### Stated task:
Count the lines in the records below that contain the string "Flynn", matching case exactly, and give only the number.

⟨

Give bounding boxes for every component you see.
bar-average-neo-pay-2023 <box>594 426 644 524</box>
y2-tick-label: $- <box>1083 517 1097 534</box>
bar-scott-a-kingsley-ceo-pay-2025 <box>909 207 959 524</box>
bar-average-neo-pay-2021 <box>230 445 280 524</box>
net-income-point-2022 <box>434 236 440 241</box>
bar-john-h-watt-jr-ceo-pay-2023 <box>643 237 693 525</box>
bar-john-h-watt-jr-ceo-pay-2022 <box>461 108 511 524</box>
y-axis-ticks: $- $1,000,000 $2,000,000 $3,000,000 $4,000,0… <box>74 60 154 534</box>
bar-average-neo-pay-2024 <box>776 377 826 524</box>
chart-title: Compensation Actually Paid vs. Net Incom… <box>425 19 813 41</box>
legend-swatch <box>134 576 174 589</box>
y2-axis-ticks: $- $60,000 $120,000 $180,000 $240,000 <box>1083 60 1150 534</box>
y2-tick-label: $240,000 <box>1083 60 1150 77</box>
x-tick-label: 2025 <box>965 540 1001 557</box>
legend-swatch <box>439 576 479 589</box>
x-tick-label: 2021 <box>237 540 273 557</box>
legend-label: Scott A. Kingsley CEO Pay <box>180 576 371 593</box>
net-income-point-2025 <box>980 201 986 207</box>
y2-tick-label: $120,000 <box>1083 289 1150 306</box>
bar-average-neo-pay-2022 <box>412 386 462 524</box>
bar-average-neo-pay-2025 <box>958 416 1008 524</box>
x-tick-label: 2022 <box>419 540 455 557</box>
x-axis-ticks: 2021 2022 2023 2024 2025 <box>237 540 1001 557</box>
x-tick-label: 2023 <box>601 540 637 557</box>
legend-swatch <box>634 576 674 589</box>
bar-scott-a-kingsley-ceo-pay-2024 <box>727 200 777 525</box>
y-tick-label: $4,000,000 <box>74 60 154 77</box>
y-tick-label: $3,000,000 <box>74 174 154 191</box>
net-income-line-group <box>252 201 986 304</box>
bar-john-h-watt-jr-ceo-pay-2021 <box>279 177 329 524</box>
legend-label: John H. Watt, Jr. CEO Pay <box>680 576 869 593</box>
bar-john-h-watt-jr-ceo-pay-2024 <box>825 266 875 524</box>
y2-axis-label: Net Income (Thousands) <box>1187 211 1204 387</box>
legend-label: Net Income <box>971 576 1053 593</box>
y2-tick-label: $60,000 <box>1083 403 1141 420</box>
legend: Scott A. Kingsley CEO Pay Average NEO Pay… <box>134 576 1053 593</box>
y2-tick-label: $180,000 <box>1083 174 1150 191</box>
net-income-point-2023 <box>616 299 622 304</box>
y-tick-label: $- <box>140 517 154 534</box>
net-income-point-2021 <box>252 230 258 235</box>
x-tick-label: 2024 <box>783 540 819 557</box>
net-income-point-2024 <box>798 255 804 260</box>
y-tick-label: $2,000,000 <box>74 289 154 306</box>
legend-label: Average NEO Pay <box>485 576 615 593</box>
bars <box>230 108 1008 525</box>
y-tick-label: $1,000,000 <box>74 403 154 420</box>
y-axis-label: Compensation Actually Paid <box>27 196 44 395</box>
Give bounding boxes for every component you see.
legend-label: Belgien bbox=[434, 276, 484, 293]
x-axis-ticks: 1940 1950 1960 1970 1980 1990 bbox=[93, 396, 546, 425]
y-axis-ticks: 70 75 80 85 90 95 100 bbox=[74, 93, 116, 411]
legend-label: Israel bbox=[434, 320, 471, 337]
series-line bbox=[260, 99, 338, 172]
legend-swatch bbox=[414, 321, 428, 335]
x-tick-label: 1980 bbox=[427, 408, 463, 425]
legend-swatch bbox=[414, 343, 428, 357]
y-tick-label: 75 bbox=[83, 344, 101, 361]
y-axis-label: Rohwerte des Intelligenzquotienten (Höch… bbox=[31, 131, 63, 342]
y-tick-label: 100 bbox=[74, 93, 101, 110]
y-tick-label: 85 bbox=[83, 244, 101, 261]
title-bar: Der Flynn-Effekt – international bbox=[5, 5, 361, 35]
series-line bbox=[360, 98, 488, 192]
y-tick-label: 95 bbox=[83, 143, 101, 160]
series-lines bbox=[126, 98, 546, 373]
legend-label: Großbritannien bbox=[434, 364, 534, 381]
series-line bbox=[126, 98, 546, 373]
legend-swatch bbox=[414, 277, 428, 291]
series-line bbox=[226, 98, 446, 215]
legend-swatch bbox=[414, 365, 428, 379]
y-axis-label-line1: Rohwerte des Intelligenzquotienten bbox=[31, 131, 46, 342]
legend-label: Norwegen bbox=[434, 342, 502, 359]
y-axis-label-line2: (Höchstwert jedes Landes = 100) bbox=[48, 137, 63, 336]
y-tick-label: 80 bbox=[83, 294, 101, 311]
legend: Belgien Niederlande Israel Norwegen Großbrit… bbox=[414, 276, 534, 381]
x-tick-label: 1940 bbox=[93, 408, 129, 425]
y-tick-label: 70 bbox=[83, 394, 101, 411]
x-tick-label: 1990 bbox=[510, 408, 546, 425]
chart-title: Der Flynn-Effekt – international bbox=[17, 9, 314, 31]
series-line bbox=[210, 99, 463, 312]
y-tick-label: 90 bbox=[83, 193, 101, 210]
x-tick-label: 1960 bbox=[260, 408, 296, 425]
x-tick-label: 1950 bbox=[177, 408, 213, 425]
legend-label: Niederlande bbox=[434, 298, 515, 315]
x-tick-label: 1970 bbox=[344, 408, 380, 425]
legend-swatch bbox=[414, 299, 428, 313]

⟩

### Written reply:
2